Mailing the envelopes required the same care as buying them. A few at a time, in post boxes all over town, over days. No suspicion. We filled a suitcase at a time, took them down to our hired car, and dribbled them out across Cape Town. Carey drove, I posted. On one occasion I had left the flat before him, and stepped into the lift with my suitcase. Two policemen got in on the floor below. For the second time, I was convinced I had been caught. Imagined martyrdom gave way to blind terror.

‘Going away?’, one of them said. I did manage to smile, and nod. I think I probably said I was an English visitor, and we were exploring their wonderful country. The lift stopped at the ground floor. ‘Allow me’, the policeman said, picking up my suitcase. ‘It’s heavy. Where is your car?’ I walked alongside him, praying (old habits die hard) that the locks wouldn’t snap. He lifted it into the boot for me. ‘I don’t know what you women carry in your cases’, he said. ‘Have a nice weekend.’

I have very little memory of Cape Town, although recollections of apartheid are seared into my consciousness. A parallel existence propping up a white supremacist fantasy, backed up by unspeakable violence and repression. The horrors of fascism and the anti-semitic and racist holocaust it had released in Europe were still fresh in mind. To be silent faced with the crude inhumanity of apartheid was hard to bear: ‘boys’, who helped us load and off load our packing cases, stripped of the dignity of their manhood; ‘whites-only’ privileges, from buses to benches to public lavatories (always superior and more numerous); the everyday humiliations of black people whose poverty, as they queued while the whites sailed to the fore in separate lines, was all too apparent in their cheap clothes and inadequate shoes. Of course we knew about the iniquitous legislation of the regime, but to see it in action, and be powerless to say anything in case our cover was broken, was hard.

SET EXERCISE A
In the Cape Town passage, who drove the hired car while the envelopes were being posted?
SET EXERCISE B
Transcribe the Cape Town passage word for word from "Mailing the envelopes" up to and including "to blind terror.".

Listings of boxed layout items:
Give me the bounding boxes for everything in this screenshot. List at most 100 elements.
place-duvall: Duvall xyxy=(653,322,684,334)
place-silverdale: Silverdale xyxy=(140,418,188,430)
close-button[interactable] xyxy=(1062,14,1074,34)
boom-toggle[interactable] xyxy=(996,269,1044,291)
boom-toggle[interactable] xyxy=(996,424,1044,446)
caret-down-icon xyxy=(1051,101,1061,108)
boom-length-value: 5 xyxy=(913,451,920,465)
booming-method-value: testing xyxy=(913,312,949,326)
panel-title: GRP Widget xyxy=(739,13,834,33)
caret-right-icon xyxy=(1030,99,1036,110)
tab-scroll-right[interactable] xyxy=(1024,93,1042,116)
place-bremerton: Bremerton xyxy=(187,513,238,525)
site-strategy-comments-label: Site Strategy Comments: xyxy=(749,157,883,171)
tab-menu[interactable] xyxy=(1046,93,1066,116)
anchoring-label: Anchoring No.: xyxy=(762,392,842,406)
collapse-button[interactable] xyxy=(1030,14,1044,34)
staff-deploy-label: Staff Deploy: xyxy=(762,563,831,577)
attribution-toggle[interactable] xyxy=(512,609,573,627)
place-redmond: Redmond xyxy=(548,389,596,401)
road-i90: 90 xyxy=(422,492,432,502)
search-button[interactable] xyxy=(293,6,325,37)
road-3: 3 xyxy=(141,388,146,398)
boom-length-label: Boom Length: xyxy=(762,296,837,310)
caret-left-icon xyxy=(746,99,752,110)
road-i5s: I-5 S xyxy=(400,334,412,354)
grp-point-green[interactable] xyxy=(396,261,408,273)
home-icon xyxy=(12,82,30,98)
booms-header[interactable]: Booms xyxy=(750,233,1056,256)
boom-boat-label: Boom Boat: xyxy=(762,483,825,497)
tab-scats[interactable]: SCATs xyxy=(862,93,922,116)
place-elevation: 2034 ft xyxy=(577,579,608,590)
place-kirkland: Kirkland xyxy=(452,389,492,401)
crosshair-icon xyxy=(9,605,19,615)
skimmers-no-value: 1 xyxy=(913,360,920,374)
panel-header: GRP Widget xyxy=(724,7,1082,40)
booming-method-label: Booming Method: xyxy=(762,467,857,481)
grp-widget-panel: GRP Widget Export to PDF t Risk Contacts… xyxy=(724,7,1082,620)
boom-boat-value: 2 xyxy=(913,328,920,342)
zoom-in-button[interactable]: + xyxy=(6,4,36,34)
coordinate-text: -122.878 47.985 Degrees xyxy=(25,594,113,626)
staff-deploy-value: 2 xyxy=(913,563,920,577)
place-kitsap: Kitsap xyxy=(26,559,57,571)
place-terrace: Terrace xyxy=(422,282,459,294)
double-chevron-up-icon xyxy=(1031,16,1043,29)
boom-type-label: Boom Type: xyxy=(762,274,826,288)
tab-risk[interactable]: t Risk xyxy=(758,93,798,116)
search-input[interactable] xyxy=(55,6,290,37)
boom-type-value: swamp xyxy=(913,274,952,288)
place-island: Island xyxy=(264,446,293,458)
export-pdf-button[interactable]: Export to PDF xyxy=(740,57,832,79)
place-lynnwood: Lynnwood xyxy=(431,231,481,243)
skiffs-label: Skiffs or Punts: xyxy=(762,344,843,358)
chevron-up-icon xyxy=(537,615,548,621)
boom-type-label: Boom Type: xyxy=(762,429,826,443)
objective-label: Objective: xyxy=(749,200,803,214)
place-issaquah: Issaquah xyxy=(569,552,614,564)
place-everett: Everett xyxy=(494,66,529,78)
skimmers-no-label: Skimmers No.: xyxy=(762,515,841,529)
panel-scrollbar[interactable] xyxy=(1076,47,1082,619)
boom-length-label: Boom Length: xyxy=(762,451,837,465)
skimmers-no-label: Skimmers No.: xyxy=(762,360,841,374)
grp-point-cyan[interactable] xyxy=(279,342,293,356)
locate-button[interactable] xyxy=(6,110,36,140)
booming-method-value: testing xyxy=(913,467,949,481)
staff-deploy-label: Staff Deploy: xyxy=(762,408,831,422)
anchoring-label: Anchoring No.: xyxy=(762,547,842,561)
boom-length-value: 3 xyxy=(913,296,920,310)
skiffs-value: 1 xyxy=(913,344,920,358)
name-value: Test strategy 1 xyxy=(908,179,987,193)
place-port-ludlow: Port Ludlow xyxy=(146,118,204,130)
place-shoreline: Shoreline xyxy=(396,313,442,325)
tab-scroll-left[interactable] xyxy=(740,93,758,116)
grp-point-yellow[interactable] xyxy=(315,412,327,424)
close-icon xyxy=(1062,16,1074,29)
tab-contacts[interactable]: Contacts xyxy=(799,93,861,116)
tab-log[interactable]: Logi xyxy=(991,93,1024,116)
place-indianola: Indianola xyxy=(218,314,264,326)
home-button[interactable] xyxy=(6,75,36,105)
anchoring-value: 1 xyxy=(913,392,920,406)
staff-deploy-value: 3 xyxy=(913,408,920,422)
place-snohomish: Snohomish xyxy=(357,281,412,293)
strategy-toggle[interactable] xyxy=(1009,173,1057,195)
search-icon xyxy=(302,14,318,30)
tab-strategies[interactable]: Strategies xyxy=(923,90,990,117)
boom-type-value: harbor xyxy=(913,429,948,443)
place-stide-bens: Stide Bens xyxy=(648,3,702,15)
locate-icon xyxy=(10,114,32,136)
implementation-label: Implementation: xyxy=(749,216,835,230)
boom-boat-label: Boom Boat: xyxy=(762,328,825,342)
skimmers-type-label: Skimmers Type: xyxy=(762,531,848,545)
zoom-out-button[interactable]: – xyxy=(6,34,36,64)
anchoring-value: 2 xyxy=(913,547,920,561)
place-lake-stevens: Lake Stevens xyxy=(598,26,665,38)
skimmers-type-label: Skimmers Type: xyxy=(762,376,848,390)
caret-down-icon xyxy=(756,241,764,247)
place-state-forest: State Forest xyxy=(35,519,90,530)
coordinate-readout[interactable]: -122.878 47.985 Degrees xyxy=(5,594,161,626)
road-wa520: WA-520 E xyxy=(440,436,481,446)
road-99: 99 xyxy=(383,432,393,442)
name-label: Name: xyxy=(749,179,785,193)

RESULT A
Carey

RESULT B
Mailing the envelopes required the same care as buying them. A few at a time, in post boxes all over town, over days. No suspicion. We filled a suitcase at a time, took them down to our hired car, and dribbled them out across Cape Town. Carey drove, I posted. On one occasion I had left the flat before him, and stepped into the lift with my suitcase. Two policemen got in on the floor below. For the second time, I was convinced I had been caught. Imagined martyrdom gave way to blind terror.